— BEGIN Material —
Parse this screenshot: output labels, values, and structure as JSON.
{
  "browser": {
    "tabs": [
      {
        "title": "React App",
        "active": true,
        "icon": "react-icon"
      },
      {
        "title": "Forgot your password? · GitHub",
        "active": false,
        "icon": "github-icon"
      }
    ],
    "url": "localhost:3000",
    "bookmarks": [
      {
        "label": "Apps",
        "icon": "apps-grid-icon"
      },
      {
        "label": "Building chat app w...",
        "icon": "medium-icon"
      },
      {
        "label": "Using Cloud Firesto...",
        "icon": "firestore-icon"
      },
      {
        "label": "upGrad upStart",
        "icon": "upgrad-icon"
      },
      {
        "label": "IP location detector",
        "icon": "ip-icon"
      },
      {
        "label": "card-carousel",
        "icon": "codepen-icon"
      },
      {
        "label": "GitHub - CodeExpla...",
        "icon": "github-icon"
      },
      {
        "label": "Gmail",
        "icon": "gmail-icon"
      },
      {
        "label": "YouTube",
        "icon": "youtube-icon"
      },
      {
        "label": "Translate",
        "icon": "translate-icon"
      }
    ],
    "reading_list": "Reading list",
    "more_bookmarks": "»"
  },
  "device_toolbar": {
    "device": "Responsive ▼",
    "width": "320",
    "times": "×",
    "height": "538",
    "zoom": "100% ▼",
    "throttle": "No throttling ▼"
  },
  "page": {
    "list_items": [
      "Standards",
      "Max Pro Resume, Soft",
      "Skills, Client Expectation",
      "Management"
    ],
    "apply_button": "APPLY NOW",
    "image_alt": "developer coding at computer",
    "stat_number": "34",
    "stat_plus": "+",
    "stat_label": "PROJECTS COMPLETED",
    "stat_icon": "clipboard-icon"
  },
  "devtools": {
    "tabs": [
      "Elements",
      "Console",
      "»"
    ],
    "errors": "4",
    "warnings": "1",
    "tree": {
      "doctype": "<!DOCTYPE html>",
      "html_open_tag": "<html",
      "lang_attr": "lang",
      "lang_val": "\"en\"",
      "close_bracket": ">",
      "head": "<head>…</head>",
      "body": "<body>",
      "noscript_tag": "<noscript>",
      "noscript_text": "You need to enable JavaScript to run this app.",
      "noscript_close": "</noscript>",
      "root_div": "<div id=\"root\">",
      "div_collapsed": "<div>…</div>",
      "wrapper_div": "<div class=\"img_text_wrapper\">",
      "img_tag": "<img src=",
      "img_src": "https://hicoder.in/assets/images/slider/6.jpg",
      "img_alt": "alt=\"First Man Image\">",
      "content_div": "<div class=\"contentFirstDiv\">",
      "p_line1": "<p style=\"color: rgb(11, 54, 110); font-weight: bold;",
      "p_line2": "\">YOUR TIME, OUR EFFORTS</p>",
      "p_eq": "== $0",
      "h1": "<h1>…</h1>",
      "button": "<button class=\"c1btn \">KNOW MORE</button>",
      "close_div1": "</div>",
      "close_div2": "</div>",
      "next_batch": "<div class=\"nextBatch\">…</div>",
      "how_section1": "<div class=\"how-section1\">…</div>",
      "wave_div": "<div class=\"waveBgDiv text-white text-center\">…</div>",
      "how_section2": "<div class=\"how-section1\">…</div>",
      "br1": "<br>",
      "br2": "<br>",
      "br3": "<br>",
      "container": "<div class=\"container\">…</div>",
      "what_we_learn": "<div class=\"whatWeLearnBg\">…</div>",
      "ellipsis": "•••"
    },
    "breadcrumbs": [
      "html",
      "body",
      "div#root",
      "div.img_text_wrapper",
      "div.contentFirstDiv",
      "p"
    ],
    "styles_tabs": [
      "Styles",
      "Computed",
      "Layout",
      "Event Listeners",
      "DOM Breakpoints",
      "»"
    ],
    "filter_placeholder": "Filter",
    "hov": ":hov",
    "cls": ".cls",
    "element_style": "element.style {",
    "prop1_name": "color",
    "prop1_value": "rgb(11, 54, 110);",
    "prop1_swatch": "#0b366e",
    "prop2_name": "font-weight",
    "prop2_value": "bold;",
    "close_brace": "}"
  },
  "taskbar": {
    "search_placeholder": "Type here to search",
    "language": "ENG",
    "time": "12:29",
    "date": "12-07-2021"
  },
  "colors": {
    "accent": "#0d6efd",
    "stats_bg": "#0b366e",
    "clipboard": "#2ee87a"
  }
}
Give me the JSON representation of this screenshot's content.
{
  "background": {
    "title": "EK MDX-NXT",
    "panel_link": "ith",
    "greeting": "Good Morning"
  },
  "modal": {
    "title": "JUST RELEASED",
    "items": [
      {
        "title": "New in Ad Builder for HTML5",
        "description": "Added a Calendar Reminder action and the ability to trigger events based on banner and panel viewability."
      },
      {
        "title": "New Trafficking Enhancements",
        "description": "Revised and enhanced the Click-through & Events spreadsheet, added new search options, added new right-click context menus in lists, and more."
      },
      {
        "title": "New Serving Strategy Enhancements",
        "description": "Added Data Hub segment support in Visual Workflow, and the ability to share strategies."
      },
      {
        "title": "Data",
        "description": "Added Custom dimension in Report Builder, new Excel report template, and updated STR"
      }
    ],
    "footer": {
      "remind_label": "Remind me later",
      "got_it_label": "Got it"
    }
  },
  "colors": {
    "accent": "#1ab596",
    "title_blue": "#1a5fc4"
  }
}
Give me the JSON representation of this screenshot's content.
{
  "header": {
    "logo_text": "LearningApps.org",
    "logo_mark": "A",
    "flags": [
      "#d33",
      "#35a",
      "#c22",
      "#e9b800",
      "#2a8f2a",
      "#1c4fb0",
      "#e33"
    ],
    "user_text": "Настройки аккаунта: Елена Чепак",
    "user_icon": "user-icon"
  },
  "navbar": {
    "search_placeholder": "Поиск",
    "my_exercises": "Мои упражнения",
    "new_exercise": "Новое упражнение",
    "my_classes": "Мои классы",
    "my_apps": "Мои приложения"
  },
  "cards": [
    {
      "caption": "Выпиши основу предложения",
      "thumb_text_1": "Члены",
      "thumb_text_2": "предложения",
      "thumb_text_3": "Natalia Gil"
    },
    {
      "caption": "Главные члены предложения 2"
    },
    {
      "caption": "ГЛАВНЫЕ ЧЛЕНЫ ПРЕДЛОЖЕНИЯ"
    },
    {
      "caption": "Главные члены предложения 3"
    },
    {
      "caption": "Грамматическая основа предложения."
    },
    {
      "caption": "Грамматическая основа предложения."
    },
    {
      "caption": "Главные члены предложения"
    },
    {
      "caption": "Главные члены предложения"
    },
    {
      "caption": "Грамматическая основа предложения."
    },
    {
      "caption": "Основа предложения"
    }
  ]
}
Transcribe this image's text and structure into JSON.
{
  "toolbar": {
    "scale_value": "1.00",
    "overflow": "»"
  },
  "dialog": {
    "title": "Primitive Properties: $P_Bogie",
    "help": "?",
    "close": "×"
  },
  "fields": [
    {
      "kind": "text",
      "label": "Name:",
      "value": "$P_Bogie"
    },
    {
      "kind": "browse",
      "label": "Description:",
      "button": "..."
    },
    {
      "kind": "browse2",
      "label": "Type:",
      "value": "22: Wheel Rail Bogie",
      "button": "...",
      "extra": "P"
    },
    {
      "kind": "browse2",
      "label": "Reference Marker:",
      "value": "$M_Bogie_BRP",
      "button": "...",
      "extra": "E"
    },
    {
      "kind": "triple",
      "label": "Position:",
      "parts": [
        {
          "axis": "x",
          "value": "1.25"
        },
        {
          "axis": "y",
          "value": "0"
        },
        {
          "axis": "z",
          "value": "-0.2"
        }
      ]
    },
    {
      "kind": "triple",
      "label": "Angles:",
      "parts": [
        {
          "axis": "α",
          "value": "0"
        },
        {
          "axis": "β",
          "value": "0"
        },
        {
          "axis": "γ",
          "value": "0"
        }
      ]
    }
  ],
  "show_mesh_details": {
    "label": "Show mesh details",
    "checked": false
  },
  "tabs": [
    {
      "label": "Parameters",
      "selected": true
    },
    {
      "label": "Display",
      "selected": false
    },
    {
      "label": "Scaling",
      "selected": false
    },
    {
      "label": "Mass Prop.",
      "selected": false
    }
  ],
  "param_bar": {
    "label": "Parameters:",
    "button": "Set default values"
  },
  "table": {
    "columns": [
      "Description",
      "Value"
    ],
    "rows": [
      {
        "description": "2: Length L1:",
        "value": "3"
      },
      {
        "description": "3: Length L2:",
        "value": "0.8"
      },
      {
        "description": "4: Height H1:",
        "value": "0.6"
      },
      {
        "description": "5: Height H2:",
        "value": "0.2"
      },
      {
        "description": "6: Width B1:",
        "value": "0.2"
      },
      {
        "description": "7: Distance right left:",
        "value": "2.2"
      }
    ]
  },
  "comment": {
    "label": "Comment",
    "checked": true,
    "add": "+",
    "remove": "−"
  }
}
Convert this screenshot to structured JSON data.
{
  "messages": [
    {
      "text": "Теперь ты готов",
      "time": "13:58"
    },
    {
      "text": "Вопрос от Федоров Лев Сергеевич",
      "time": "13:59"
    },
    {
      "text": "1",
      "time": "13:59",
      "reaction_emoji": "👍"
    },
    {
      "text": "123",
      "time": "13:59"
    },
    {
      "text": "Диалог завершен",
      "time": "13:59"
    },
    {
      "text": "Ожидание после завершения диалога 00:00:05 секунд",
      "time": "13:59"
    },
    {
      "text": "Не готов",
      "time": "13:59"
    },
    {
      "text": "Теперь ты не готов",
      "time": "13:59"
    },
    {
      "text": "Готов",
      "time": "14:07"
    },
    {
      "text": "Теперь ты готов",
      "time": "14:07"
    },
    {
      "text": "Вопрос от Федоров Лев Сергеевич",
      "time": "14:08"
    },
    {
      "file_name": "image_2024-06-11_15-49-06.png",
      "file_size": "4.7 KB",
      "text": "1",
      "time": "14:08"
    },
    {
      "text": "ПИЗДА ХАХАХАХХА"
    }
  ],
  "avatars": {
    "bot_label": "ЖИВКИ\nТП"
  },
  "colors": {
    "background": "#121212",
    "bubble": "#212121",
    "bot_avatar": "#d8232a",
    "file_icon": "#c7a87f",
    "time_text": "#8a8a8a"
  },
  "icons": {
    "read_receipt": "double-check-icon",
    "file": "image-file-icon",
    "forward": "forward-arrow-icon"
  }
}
— END Material —
#### Stated task
Search the material above for "Parameters". Pull out each line where it shows up.

#### Complete response
      "label": "Parameters",
    "label": "Parameters:",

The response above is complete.